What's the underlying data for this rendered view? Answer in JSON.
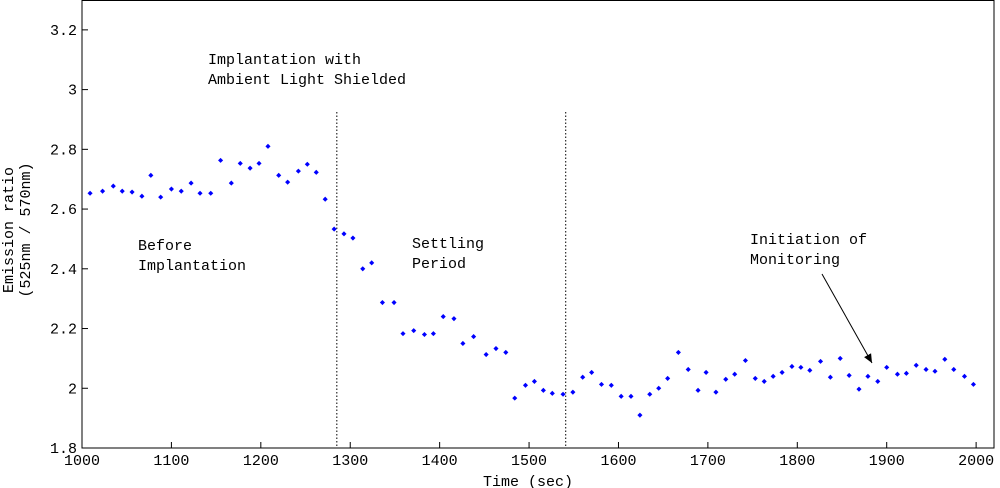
{
  "chart_data": {
    "type": "scatter",
    "xlabel": "Time (sec)",
    "ylabel": [
      "Emission ratio",
      "(525nm / 570nm)"
    ],
    "xlim": [
      1000,
      2020
    ],
    "ylim": [
      1.8,
      3.3
    ],
    "xticks": [
      1000,
      1100,
      1200,
      1300,
      1400,
      1500,
      1600,
      1700,
      1800,
      1900,
      2000
    ],
    "yticks": [
      1.8,
      2,
      2.2,
      2.4,
      2.6,
      2.8,
      3,
      3.2
    ],
    "vlines": [
      1285,
      1541
    ],
    "annotations": [
      {
        "lines": [
          "Implantation with",
          "Ambient Light Shielded"
        ]
      },
      {
        "lines": [
          "Before",
          "Implantation"
        ]
      },
      {
        "lines": [
          "Settling",
          "Period"
        ]
      },
      {
        "lines": [
          "Initiation of",
          "Monitoring"
        ]
      }
    ],
    "series": [
      {
        "color": "#0000ff",
        "x": [
          1009,
          1023,
          1035,
          1045,
          1056,
          1067,
          1077,
          1088,
          1100,
          1111,
          1122,
          1132,
          1144,
          1155,
          1167,
          1177,
          1188,
          1198,
          1208,
          1220,
          1230,
          1242,
          1252,
          1262,
          1272,
          1282,
          1293,
          1303,
          1314,
          1324,
          1336,
          1349,
          1359,
          1371,
          1383,
          1393,
          1404,
          1416,
          1426,
          1438,
          1452,
          1463,
          1474,
          1484,
          1496,
          1506,
          1516,
          1526,
          1538,
          1549,
          1560,
          1570,
          1581,
          1592,
          1603,
          1614,
          1624,
          1635,
          1645,
          1655,
          1667,
          1678,
          1689,
          1698,
          1709,
          1720,
          1730,
          1742,
          1753,
          1763,
          1773,
          1783,
          1794,
          1804,
          1814,
          1826,
          1837,
          1848,
          1858,
          1869,
          1879,
          1890,
          1900,
          1912,
          1922,
          1933,
          1944,
          1954,
          1965,
          1975,
          1987,
          1997
        ],
        "values": [
          2.653,
          2.66,
          2.677,
          2.66,
          2.657,
          2.643,
          2.713,
          2.64,
          2.667,
          2.66,
          2.687,
          2.653,
          2.653,
          2.763,
          2.687,
          2.753,
          2.737,
          2.753,
          2.81,
          2.713,
          2.69,
          2.727,
          2.75,
          2.723,
          2.633,
          2.533,
          2.517,
          2.503,
          2.4,
          2.42,
          2.287,
          2.287,
          2.183,
          2.193,
          2.18,
          2.183,
          2.24,
          2.233,
          2.15,
          2.173,
          2.113,
          2.133,
          2.12,
          1.967,
          2.01,
          2.023,
          1.993,
          1.983,
          1.98,
          1.987,
          2.037,
          2.053,
          2.013,
          2.01,
          1.973,
          1.973,
          1.91,
          1.98,
          2.0,
          2.033,
          2.12,
          2.063,
          1.993,
          2.053,
          1.987,
          2.03,
          2.047,
          2.093,
          2.033,
          2.023,
          2.04,
          2.053,
          2.073,
          2.07,
          2.06,
          2.09,
          2.037,
          2.1,
          2.043,
          1.997,
          2.04,
          2.023,
          2.07,
          2.047,
          2.05,
          2.077,
          2.063,
          2.057,
          2.097,
          2.063,
          2.04,
          2.013
        ]
      }
    ]
  }
}
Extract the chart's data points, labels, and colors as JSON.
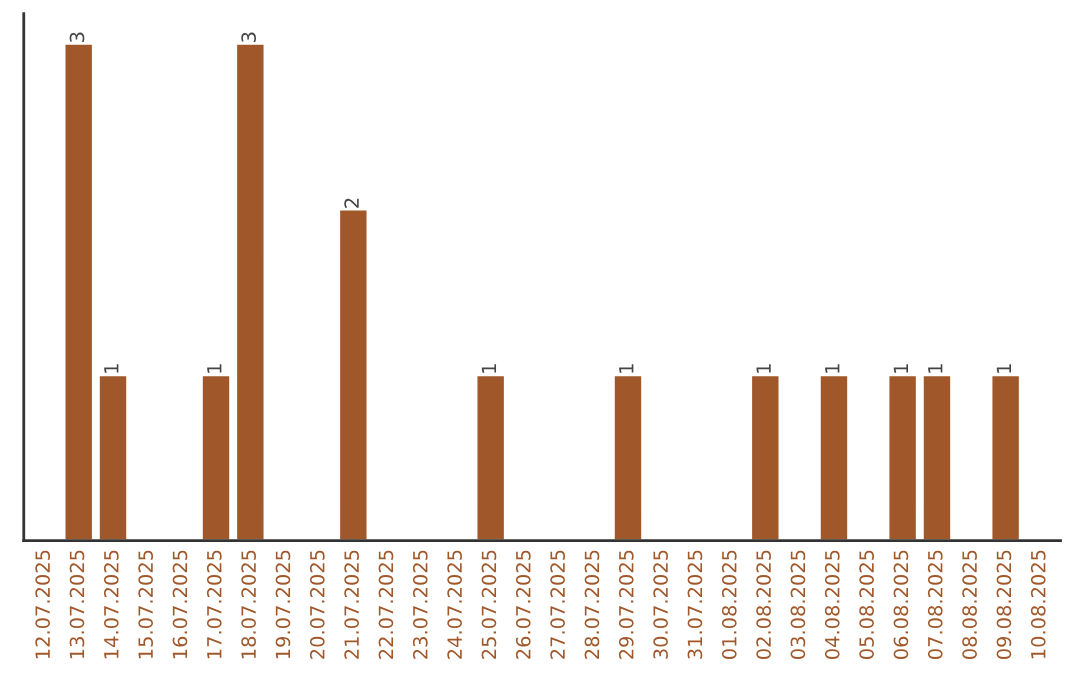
{
  "chart_data": {
    "type": "bar",
    "categories": [
      "12.07.2025",
      "13.07.2025",
      "14.07.2025",
      "15.07.2025",
      "16.07.2025",
      "17.07.2025",
      "18.07.2025",
      "19.07.2025",
      "20.07.2025",
      "21.07.2025",
      "22.07.2025",
      "23.07.2025",
      "24.07.2025",
      "25.07.2025",
      "26.07.2025",
      "27.07.2025",
      "28.07.2025",
      "29.07.2025",
      "30.07.2025",
      "31.07.2025",
      "01.08.2025",
      "02.08.2025",
      "03.08.2025",
      "04.08.2025",
      "05.08.2025",
      "06.08.2025",
      "07.08.2025",
      "08.08.2025",
      "09.08.2025",
      "10.08.2025"
    ],
    "values": [
      null,
      3,
      1,
      null,
      null,
      1,
      3,
      null,
      null,
      2,
      null,
      null,
      null,
      1,
      null,
      null,
      null,
      1,
      null,
      null,
      null,
      1,
      null,
      1,
      null,
      1,
      1,
      null,
      1,
      null
    ],
    "color": "#a0582a",
    "data_labels": true,
    "tick_labels": "x",
    "grid": false
  }
}
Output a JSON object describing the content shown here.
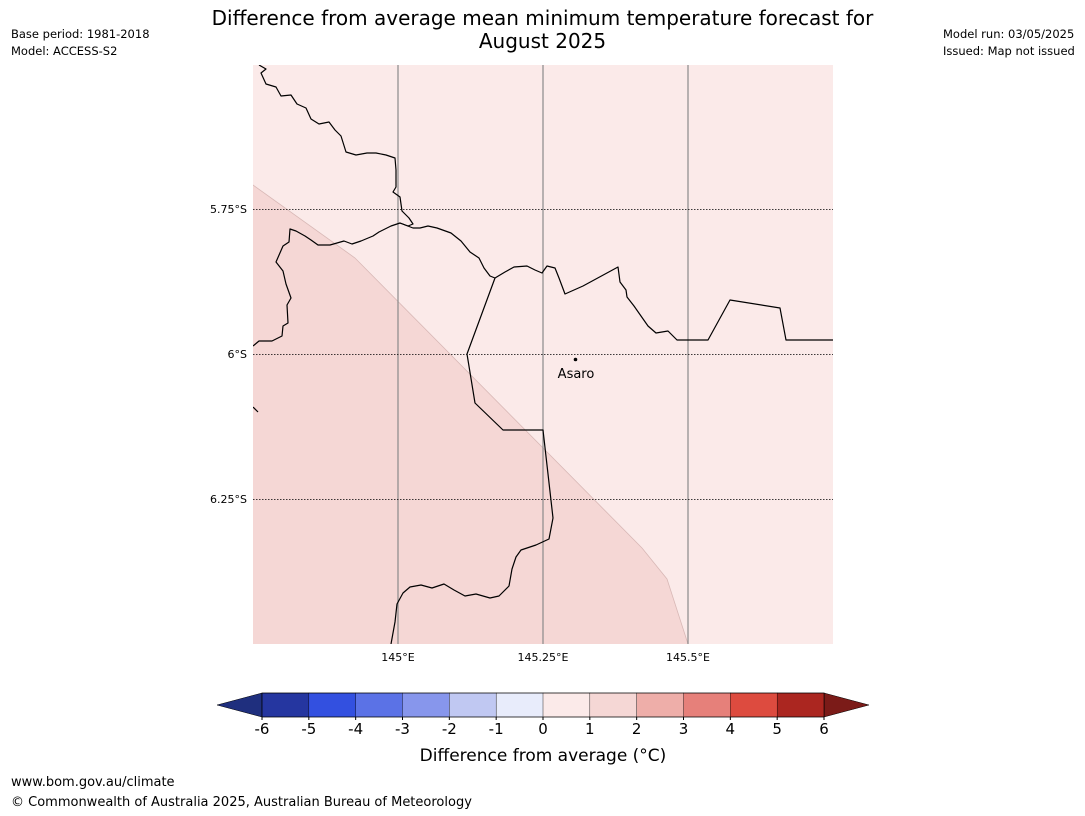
{
  "header": {
    "title_line1": "Difference from average mean minimum temperature forecast for",
    "title_line2": "August 2025",
    "base_period": "Base period: 1981-2018",
    "model": "Model: ACCESS-S2",
    "model_run": "Model run: 03/05/2025",
    "issued": "Issued: Map not issued"
  },
  "map": {
    "lat_labels": [
      "5.75°S",
      "6°S",
      "6.25°S"
    ],
    "lon_labels": [
      "145°E",
      "145.25°E",
      "145.5°E"
    ],
    "town": {
      "name": "Asaro"
    },
    "zones": [
      {
        "range": "0 to 1",
        "color": "#fbeae9"
      },
      {
        "range": "1 to 2",
        "color": "#f5d7d5"
      }
    ]
  },
  "colorbar": {
    "label": "Difference from average ($^\\circ$C)",
    "label_display": "Difference from average (°C)",
    "ticks": [
      "-6",
      "-5",
      "-4",
      "-3",
      "-2",
      "-1",
      "0",
      "1",
      "2",
      "3",
      "4",
      "5",
      "6"
    ],
    "colors": [
      "#2536a0",
      "#3350e0",
      "#5b72e6",
      "#8796ec",
      "#c0c8f2",
      "#e8ecfb",
      "#fbeae9",
      "#f5d7d5",
      "#eeaea9",
      "#e6807a",
      "#dd4b3f",
      "#ab2620"
    ],
    "under_color": "#1f2f7e",
    "over_color": "#7b1b18"
  },
  "footer": {
    "url": "www.bom.gov.au/climate",
    "copyright": "© Commonwealth of Australia 2025, Australian Bureau of Meteorology"
  }
}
· · · ·
> **Description of the task**: Leave out the pictures and copy the rest of the material above exactly.

> **Exercise response**:
What's the underlying data for this rendered view? Answer in JSON.
{
  "chart_data": {
    "type": "scatter",
    "xlabel": "Time (sec)",
    "ylabel": [
      "Emission ratio",
      "(525nm / 570nm)"
    ],
    "xlim": [
      1000,
      2020
    ],
    "ylim": [
      1.8,
      3.3
    ],
    "xticks": [
      1000,
      1100,
      1200,
      1300,
      1400,
      1500,
      1600,
      1700,
      1800,
      1900,
      2000
    ],
    "yticks": [
      1.8,
      2,
      2.2,
      2.4,
      2.6,
      2.8,
      3,
      3.2
    ],
    "vlines": [
      1285,
      1541
    ],
    "annotations": [
      {
        "lines": [
          "Implantation with",
          "Ambient Light Shielded"
        ]
      },
      {
        "lines": [
          "Before",
          "Implantation"
        ]
      },
      {
        "lines": [
          "Settling",
          "Period"
        ]
      },
      {
        "lines": [
          "Initiation of",
          "Monitoring"
        ]
      }
    ],
    "series": [
      {
        "color": "#0000ff",
        "x": [
          1009,
          1023,
          1035,
          1045,
          1056,
          1067,
          1077,
          1088,
          1100,
          1111,
          1122,
          1132,
          1144,
          1155,
          1167,
          1177,
          1188,
          1198,
          1208,
          1220,
          1230,
          1242,
          1252,
          1262,
          1272,
          1282,
          1293,
          1303,
          1314,
          1324,
          1336,
          1349,
          1359,
          1371,
          1383,
          1393,
          1404,
          1416,
          1426,
          1438,
          1452,
          1463,
          1474,
          1484,
          1496,
          1506,
          1516,
          1526,
          1538,
          1549,
          1560,
          1570,
          1581,
          1592,
          1603,
          1614,
          1624,
          1635,
          1645,
          1655,
          1667,
          1678,
          1689,
          1698,
          1709,
          1720,
          1730,
          1742,
          1753,
          1763,
          1773,
          1783,
          1794,
          1804,
          1814,
          1826,
          1837,
          1848,
          1858,
          1869,
          1879,
          1890,
          1900,
          1912,
          1922,
          1933,
          1944,
          1954,
          1965,
          1975,
          1987,
          1997
        ],
        "values": [
          2.653,
          2.66,
          2.677,
          2.66,
          2.657,
          2.643,
          2.713,
          2.64,
          2.667,
          2.66,
          2.687,
          2.653,
          2.653,
          2.763,
          2.687,
          2.753,
          2.737,
          2.753,
          2.81,
          2.713,
          2.69,
          2.727,
          2.75,
          2.723,
          2.633,
          2.533,
          2.517,
          2.503,
          2.4,
          2.42,
          2.287,
          2.287,
          2.183,
          2.193,
          2.18,
          2.183,
          2.24,
          2.233,
          2.15,
          2.173,
          2.113,
          2.133,
          2.12,
          1.967,
          2.01,
          2.023,
          1.993,
          1.983,
          1.98,
          1.987,
          2.037,
          2.053,
          2.013,
          2.01,
          1.973,
          1.973,
          1.91,
          1.98,
          2.0,
          2.033,
          2.12,
          2.063,
          1.993,
          2.053,
          1.987,
          2.03,
          2.047,
          2.093,
          2.033,
          2.023,
          2.04,
          2.053,
          2.073,
          2.07,
          2.06,
          2.09,
          2.037,
          2.1,
          2.043,
          1.997,
          2.04,
          2.023,
          2.07,
          2.047,
          2.05,
          2.077,
          2.063,
          2.057,
          2.097,
          2.063,
          2.04,
          2.013
        ]
      }
    ]
  }
}
Extract the chart's data points, labels, and colors as JSON.
{
  "chart_data": {
    "type": "bar",
    "categories": [
      "12.07.2025",
      "13.07.2025",
      "14.07.2025",
      "15.07.2025",
      "16.07.2025",
      "17.07.2025",
      "18.07.2025",
      "19.07.2025",
      "20.07.2025",
      "21.07.2025",
      "22.07.2025",
      "23.07.2025",
      "24.07.2025",
      "25.07.2025",
      "26.07.2025",
      "27.07.2025",
      "28.07.2025",
      "29.07.2025",
      "30.07.2025",
      "31.07.2025",
      "01.08.2025",
      "02.08.2025",
      "03.08.2025",
      "04.08.2025",
      "05.08.2025",
      "06.08.2025",
      "07.08.2025",
      "08.08.2025",
      "09.08.2025",
      "10.08.2025"
    ],
    "values": [
      null,
      3,
      1,
      null,
      null,
      1,
      3,
      null,
      null,
      2,
      null,
      null,
      null,
      1,
      null,
      null,
      null,
      1,
      null,
      null,
      null,
      1,
      null,
      1,
      null,
      1,
      1,
      null,
      1,
      null
    ],
    "color": "#a0582a",
    "data_labels": true,
    "tick_labels": "x",
    "grid": false
  }
}
Output a JSON object describing the content shown here.
{
  "header": {
    "title_line1": "Difference from average mean minimum temperature forecast for",
    "title_line2": "August 2025",
    "base_period": "Base period: 1981-2018",
    "model": "Model: ACCESS-S2",
    "model_run": "Model run: 03/05/2025",
    "issued": "Issued: Map not issued"
  },
  "map": {
    "lat_labels": [
      "5.75°S",
      "6°S",
      "6.25°S"
    ],
    "lon_labels": [
      "145°E",
      "145.25°E",
      "145.5°E"
    ],
    "town": {
      "name": "Asaro"
    },
    "zones": [
      {
        "range": "0 to 1",
        "color": "#fbeae9"
      },
      {
        "range": "1 to 2",
        "color": "#f5d7d5"
      }
    ]
  },
  "colorbar": {
    "label": "Difference from average ($^\\circ$C)",
    "label_display": "Difference from average (°C)",
    "ticks": [
      "-6",
      "-5",
      "-4",
      "-3",
      "-2",
      "-1",
      "0",
      "1",
      "2",
      "3",
      "4",
      "5",
      "6"
    ],
    "colors": [
      "#2536a0",
      "#3350e0",
      "#5b72e6",
      "#8796ec",
      "#c0c8f2",
      "#e8ecfb",
      "#fbeae9",
      "#f5d7d5",
      "#eeaea9",
      "#e6807a",
      "#dd4b3f",
      "#ab2620"
    ],
    "under_color": "#1f2f7e",
    "over_color": "#7b1b18"
  },
  "footer": {
    "url": "www.bom.gov.au/climate",
    "copyright": "© Commonwealth of Australia 2025, Australian Bureau of Meteorology"
  }
}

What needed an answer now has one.